*WHAT TO DO*:
All lines featuring the string "висловлювати" are to be listed.

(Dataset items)
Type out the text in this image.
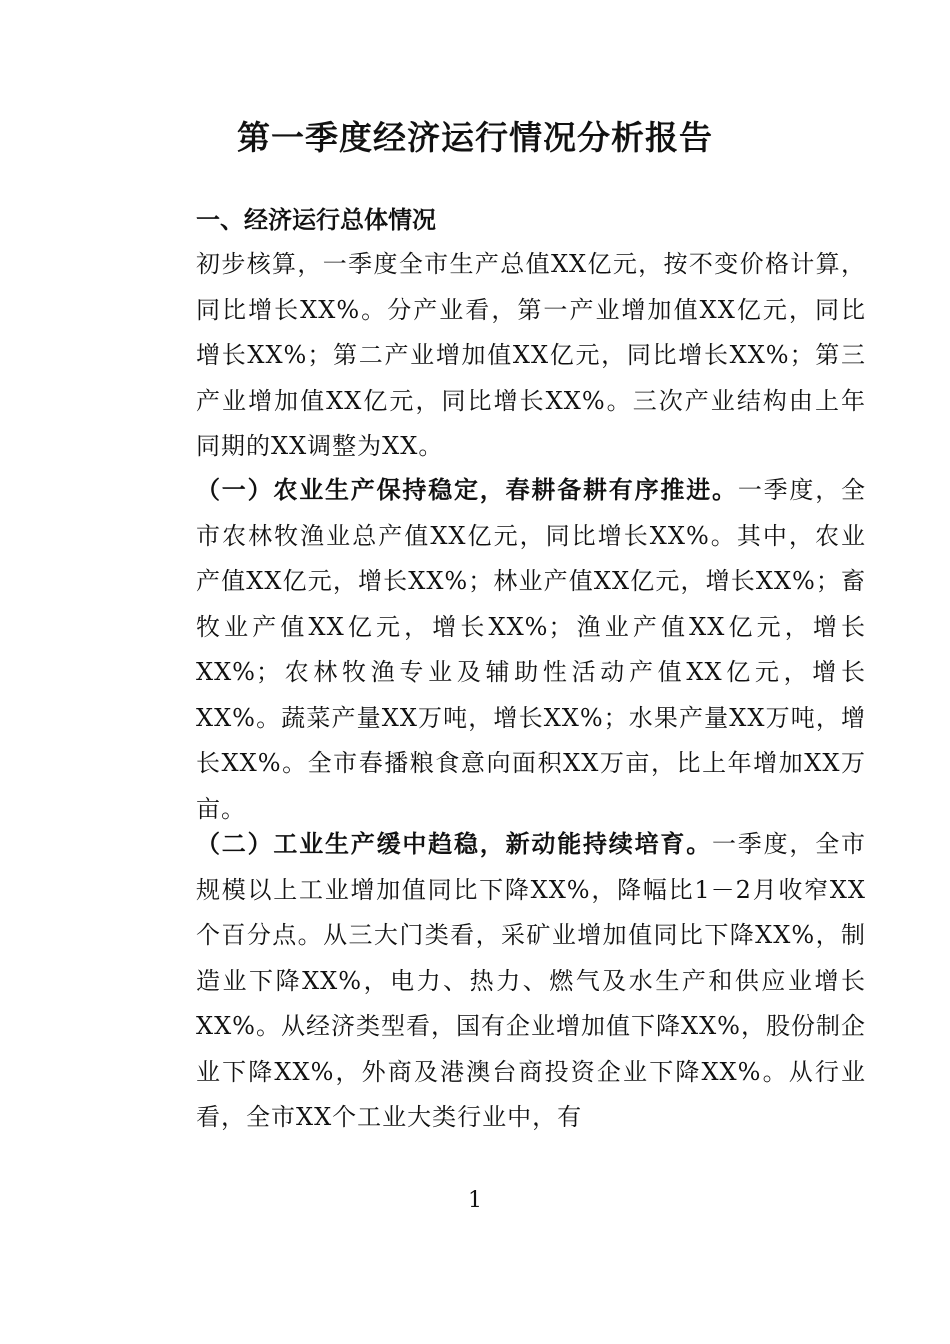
第一季度经济运行情况分析报告
一、经济运行总体情况

初步核算，一季度全市生产总值XX亿元，按不变价格计算，同比增长XX%。分产业看，第一产业增加值XX亿元，同比增长XX%；第二产业增加值XX亿元，同比增长XX%；第三产业增加值XX亿元，同比增长XX%。三次产业结构由上年同期的XX调整为XX。

（一）农业生产保持稳定，春耕备耕有序推进。一季度，全市农林牧渔业总产值XX亿元，同比增长XX%。其中，农业产值XX亿元，增长XX%；林业产值XX亿元，增长XX%；畜牧业产值XX亿元，增长XX%；渔业产值XX亿元，增长XX%；农林牧渔专业及辅助性活动产值XX亿元，增长XX%。蔬菜产量XX万吨，增长XX%；水果产量XX万吨，增长XX%。全市春播粮食意向面积XX万亩，比上年增加XX万亩。

（二）工业生产缓中趋稳，新动能持续培育。一季度，全市规模以上工业增加值同比下降XX%，降幅比1－2月收窄XX个百分点。从三大门类看，采矿业增加值同比下降XX%，制造业下降XX%，电力、热力、燃气及水生产和供应业增长XX%。从经济类型看，国有企业增加值下降XX%，股份制企业下降XX%，外商及港澳台商投资企业下降XX%。从行业看，全市XX个工业大类行业中，有

1
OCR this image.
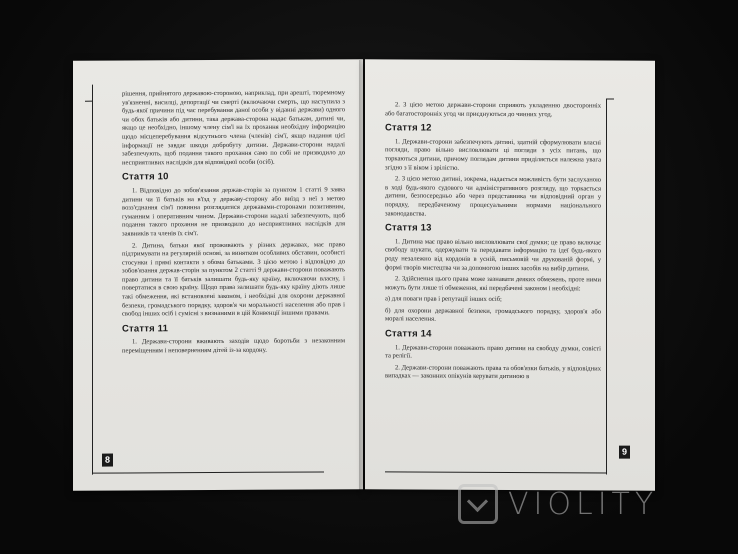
8

рішення, прийнятого державою-стороною, наприклад, при арешті, тюремному ув'язненні, висилці, депортації чи смерті (включаючи смерть, що наступила з будь-якої причини під час перебування даної особи у віданні держави) одного чи обох батьків або дитини, така держава-сторона надає батькам, дитині чи, якщо це необхідно, іншому члену сім'ї на їх прохання необхідну інформацію щодо місцеперебування відсутнього члена (членів) сім'ї, якщо надання цієї інформації не завдає шкоди добробуту дитини. Держави-сторони надалі забезпечують, щоб подання такого прохання само по собі не призводило до несприятливих наслідків для відповідної особи (осіб).

Стаття 10

1. Відповідно до зобов'язання держав-сторін за пунктом 1 статті 9 заява дитини чи її батьків на в'їзд у державу-сторону або виїзд з неї з метою возз'єднання сім'ї повинна розглядатися державами-сторонами позитивним, гуманним і оперативним чином. Держави-сторони надалі забезпечують, щоб подання такого прохання не призводило до несприятливих наслідків для заявників та членів їх сім'ї.

2. Дитина, батьки якої проживають у різних державах, має право підтримувати на регулярній основі, за винятком особливих обставин, особисті стосунки і прямі контакти з обома батьками. З цією метою і відповідно до зобов'язання держав-сторін за пунктом 2 статті 9 держави-сторони поважають право дитини та її батьків залишати будь-яку країну, включаючи власну, і повертатися в свою країну. Щодо права залишати будь-яку країну діють лише такі обмеження, які встановлені законом, і необхідні для охорони державної безпеки, громадського порядку, здоров'я чи моральності населення або прав і свобод інших осіб і сумісні з визнаними в цій Конвенції іншими правами.

Стаття 11

1. Держави-сторони вживають заходів щодо боротьби з незаконним переміщенням і неповерненням дітей із-за кордону.

9

2. З цією метою держави-сторони сприяють укладенню двосторонніх або багатосторонніх угод чи приєднуються до чинних угод.

Стаття 12

1. Держави-сторони забезпечують дитині, здатній сформулювати власні погляди, право вільно висловлювати ці погляди з усіх питань, що торкаються дитини, причому поглядам дитини приділяється належна увага згідно з її віком і зрілістю.

2. З цією метою дитині, зокрема, надається можливість бути заслуханою в ході будь-якого судового чи адміністративного розгляду, що торкається дитини, безпосередньо або через представника чи відповідний орган у порядку, передбаченому процесуальними нормами національного законодавства.

Стаття 13

1. Дитина має право вільно висловлювати свої думки; це право включає свободу шукати, одержувати та передавати інформацію та ідеї будь-якого роду незалежно від кордонів в усній, письмовій чи друкованій формі, у формі творів мистецтва чи за допомогою інших засобів на вибір дитини.

2. Здійснення цього права може зазнавати деяких обмежень, проте ними можуть бути лише ті обмеження, які передбачені законом і необхідні:

а) для поваги прав і репутації інших осіб;

б) для охорони державної безпеки, громадського порядку, здоров'я або моралі населення.

Стаття 14

1. Держави-сторони поважають право дитини на свободу думки, совісті та релігії.

2. Держави-сторони поважають права та обов'язки батьків, у відповідних випадках — законних опікунів керувати дитиною в

VIOLITY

*OUTPUT BELOW*:
1. Держави-сторони забезпечують дитині, здатній сформулювати власні погляди, право вільно висловлювати ці погляди з усіх питань, що торкаються дитини, причому поглядам дитини приділяється належна увага згідно з її віком і зрілістю.
1. Дитина має право вільно висловлювати свої думки; це право включає свободу шукати, одержувати та передавати інформацію та ідеї будь-якого роду незалежно від кордонів в усній, письмовій чи друкованій формі, у формі творів мистецтва чи за допомогою інших засобів на вибір дитини.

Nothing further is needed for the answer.